Print the listing below exactly.

[start]

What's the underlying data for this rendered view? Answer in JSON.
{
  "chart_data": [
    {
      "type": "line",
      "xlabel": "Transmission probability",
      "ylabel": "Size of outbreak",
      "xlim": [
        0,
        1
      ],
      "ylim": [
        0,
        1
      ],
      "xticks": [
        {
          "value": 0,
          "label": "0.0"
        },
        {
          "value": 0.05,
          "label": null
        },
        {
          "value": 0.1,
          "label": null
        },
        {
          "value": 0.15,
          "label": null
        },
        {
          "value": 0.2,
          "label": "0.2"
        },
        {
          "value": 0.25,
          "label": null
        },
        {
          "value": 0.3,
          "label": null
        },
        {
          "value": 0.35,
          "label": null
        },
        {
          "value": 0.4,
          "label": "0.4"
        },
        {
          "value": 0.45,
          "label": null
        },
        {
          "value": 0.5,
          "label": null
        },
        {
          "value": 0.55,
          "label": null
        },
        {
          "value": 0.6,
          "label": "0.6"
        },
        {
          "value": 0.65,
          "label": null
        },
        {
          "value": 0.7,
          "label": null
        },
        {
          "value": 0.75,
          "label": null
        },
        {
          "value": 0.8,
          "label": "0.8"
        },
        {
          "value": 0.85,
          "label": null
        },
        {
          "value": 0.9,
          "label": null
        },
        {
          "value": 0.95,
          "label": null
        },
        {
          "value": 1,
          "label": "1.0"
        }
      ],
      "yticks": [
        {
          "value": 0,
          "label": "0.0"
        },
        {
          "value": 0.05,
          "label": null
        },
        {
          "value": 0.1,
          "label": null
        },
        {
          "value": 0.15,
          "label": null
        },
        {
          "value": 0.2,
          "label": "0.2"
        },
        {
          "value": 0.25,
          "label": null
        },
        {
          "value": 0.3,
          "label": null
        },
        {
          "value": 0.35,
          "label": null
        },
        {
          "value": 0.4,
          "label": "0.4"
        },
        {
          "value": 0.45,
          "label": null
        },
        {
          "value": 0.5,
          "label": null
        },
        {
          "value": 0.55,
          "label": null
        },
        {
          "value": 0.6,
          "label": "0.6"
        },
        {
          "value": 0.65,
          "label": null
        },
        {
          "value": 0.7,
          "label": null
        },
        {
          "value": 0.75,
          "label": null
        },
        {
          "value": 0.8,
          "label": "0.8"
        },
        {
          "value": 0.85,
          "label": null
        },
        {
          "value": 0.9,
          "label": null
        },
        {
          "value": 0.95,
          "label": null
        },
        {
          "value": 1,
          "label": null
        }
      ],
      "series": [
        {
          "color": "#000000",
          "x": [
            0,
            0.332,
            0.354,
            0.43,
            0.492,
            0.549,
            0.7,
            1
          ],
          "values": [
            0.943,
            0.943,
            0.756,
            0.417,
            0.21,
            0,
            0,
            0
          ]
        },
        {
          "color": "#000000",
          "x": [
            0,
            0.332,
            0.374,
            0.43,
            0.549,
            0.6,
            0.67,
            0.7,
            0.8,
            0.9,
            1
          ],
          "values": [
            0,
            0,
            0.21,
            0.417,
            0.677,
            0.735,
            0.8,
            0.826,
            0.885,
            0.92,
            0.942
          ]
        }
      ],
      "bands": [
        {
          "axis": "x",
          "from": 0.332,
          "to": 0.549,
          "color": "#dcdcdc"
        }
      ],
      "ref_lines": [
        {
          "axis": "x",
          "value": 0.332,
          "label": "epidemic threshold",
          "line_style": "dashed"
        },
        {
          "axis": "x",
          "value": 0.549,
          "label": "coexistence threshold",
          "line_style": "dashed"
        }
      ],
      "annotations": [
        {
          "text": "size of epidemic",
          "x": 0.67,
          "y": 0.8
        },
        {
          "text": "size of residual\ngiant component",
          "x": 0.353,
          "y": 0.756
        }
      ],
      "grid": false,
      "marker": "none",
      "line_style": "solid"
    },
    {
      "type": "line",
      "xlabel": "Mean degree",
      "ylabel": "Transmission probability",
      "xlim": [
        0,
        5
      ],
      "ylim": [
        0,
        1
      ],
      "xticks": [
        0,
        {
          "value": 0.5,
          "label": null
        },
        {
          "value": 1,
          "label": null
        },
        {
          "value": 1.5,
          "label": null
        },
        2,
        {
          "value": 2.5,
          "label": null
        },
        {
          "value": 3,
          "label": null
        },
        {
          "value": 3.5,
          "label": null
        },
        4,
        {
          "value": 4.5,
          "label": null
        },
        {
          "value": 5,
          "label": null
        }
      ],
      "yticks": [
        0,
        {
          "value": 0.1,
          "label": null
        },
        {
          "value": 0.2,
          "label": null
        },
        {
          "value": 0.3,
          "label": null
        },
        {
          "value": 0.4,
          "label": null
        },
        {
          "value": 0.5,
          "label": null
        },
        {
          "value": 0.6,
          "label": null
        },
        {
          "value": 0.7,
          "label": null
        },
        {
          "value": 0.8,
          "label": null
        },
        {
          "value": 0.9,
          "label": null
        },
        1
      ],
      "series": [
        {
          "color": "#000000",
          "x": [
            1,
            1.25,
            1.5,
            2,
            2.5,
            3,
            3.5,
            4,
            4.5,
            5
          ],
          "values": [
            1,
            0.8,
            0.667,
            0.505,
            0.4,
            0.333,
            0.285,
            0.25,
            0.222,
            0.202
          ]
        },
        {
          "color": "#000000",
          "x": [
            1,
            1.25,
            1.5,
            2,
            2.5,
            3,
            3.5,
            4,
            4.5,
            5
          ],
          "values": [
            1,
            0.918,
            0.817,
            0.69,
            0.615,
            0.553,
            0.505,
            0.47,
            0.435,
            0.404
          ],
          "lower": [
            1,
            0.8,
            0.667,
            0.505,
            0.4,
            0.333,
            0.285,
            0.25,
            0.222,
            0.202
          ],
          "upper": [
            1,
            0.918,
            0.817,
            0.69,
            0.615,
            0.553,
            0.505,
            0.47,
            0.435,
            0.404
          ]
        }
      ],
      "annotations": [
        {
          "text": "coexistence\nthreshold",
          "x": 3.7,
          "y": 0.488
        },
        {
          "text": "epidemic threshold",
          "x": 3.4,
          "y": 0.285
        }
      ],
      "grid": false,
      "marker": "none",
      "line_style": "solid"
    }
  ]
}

[end]

* [Output of the task]:
What's the underlying data for this rendered view? Answer in JSON.
{
  "chart_data": [
    {
      "type": "line",
      "xlabel": "Transmission probability",
      "ylabel": "Size of outbreak",
      "xlim": [
        0,
        1
      ],
      "ylim": [
        0,
        1
      ],
      "xticks": [
        {
          "value": 0,
          "label": "0.0"
        },
        {
          "value": 0.05,
          "label": null
        },
        {
          "value": 0.1,
          "label": null
        },
        {
          "value": 0.15,
          "label": null
        },
        {
          "value": 0.2,
          "label": "0.2"
        },
        {
          "value": 0.25,
          "label": null
        },
        {
          "value": 0.3,
          "label": null
        },
        {
          "value": 0.35,
          "label": null
        },
        {
          "value": 0.4,
          "label": "0.4"
        },
        {
          "value": 0.45,
          "label": null
        },
        {
          "value": 0.5,
          "label": null
        },
        {
          "value": 0.55,
          "label": null
        },
        {
          "value": 0.6,
          "label": "0.6"
        },
        {
          "value": 0.65,
          "label": null
        },
        {
          "value": 0.7,
          "label": null
        },
        {
          "value": 0.75,
          "label": null
        },
        {
          "value": 0.8,
          "label": "0.8"
        },
        {
          "value": 0.85,
          "label": null
        },
        {
          "value": 0.9,
          "label": null
        },
        {
          "value": 0.95,
          "label": null
        },
        {
          "value": 1,
          "label": "1.0"
        }
      ],
      "yticks": [
        {
          "value": 0,
          "label": "0.0"
        },
        {
          "value": 0.05,
          "label": null
        },
        {
          "value": 0.1,
          "label": null
        },
        {
          "value": 0.15,
          "label": null
        },
        {
          "value": 0.2,
          "label": "0.2"
        },
        {
          "value": 0.25,
          "label": null
        },
        {
          "value": 0.3,
          "label": null
        },
        {
          "value": 0.35,
          "label": null
        },
        {
          "value": 0.4,
          "label": "0.4"
        },
        {
          "value": 0.45,
          "label": null
        },
        {
          "value": 0.5,
          "label": null
        },
        {
          "value": 0.55,
          "label": null
        },
        {
          "value": 0.6,
          "label": "0.6"
        },
        {
          "value": 0.65,
          "label": null
        },
        {
          "value": 0.7,
          "label": null
        },
        {
          "value": 0.75,
          "label": null
        },
        {
          "value": 0.8,
          "label": "0.8"
        },
        {
          "value": 0.85,
          "label": null
        },
        {
          "value": 0.9,
          "label": null
        },
        {
          "value": 0.95,
          "label": null
        },
        {
          "value": 1,
          "label": null
        }
      ],
      "series": [
        {
          "color": "#000000",
          "x": [
            0,
            0.332,
            0.354,
            0.43,
            0.492,
            0.549,
            0.7,
            1
          ],
          "values": [
            0.943,
            0.943,
            0.756,
            0.417,
            0.21,
            0,
            0,
            0
          ]
        },
        {
          "color": "#000000",
          "x": [
            0,
            0.332,
            0.374,
            0.43,
            0.549,
            0.6,
            0.67,
            0.7,
            0.8,
            0.9,
            1
          ],
          "values": [
            0,
            0,
            0.21,
            0.417,
            0.677,
            0.735,
            0.8,
            0.826,
            0.885,
            0.92,
            0.942
          ]
        }
      ],
      "bands": [
        {
          "axis": "x",
          "from": 0.332,
          "to": 0.549,
          "color": "#dcdcdc"
        }
      ],
      "ref_lines": [
        {
          "axis": "x",
          "value": 0.332,
          "label": "epidemic threshold",
          "line_style": "dashed"
        },
        {
          "axis": "x",
          "value": 0.549,
          "label": "coexistence threshold",
          "line_style": "dashed"
        }
      ],
      "annotations": [
        {
          "text": "size of epidemic",
          "x": 0.67,
          "y": 0.8
        },
        {
          "text": "size of residual\ngiant component",
          "x": 0.353,
          "y": 0.756
        }
      ],
      "grid": false,
      "marker": "none",
      "line_style": "solid"
    },
    {
      "type": "line",
      "xlabel": "Mean degree",
      "ylabel": "Transmission probability",
      "xlim": [
        0,
        5
      ],
      "ylim": [
        0,
        1
      ],
      "xticks": [
        0,
        {
          "value": 0.5,
          "label": null
        },
        {
          "value": 1,
          "label": null
        },
        {
          "value": 1.5,
          "label": null
        },
        2,
        {
          "value": 2.5,
          "label": null
        },
        {
          "value": 3,
          "label": null
        },
        {
          "value": 3.5,
          "label": null
        },
        4,
        {
          "value": 4.5,
          "label": null
        },
        {
          "value": 5,
          "label": null
        }
      ],
      "yticks": [
        0,
        {
          "value": 0.1,
          "label": null
        },
        {
          "value": 0.2,
          "label": null
        },
        {
          "value": 0.3,
          "label": null
        },
        {
          "value": 0.4,
          "label": null
        },
        {
          "value": 0.5,
          "label": null
        },
        {
          "value": 0.6,
          "label": null
        },
        {
          "value": 0.7,
          "label": null
        },
        {
          "value": 0.8,
          "label": null
        },
        {
          "value": 0.9,
          "label": null
        },
        1
      ],
      "series": [
        {
          "color": "#000000",
          "x": [
            1,
            1.25,
            1.5,
            2,
            2.5,
            3,
            3.5,
            4,
            4.5,
            5
          ],
          "values": [
            1,
            0.8,
            0.667,
            0.505,
            0.4,
            0.333,
            0.285,
            0.25,
            0.222,
            0.202
          ]
        },
        {
          "color": "#000000",
          "x": [
            1,
            1.25,
            1.5,
            2,
            2.5,
            3,
            3.5,
            4,
            4.5,
            5
          ],
          "values": [
            1,
            0.918,
            0.817,
            0.69,
            0.615,
            0.553,
            0.505,
            0.47,
            0.435,
            0.404
          ],
          "lower": [
            1,
            0.8,
            0.667,
            0.505,
            0.4,
            0.333,
            0.285,
            0.25,
            0.222,
            0.202
          ],
          "upper": [
            1,
            0.918,
            0.817,
            0.69,
            0.615,
            0.553,
            0.505,
            0.47,
            0.435,
            0.404
          ]
        }
      ],
      "annotations": [
        {
          "text": "coexistence\nthreshold",
          "x": 3.7,
          "y": 0.488
        },
        {
          "text": "epidemic threshold",
          "x": 3.4,
          "y": 0.285
        }
      ],
      "grid": false,
      "marker": "none",
      "line_style": "solid"
    }
  ]
}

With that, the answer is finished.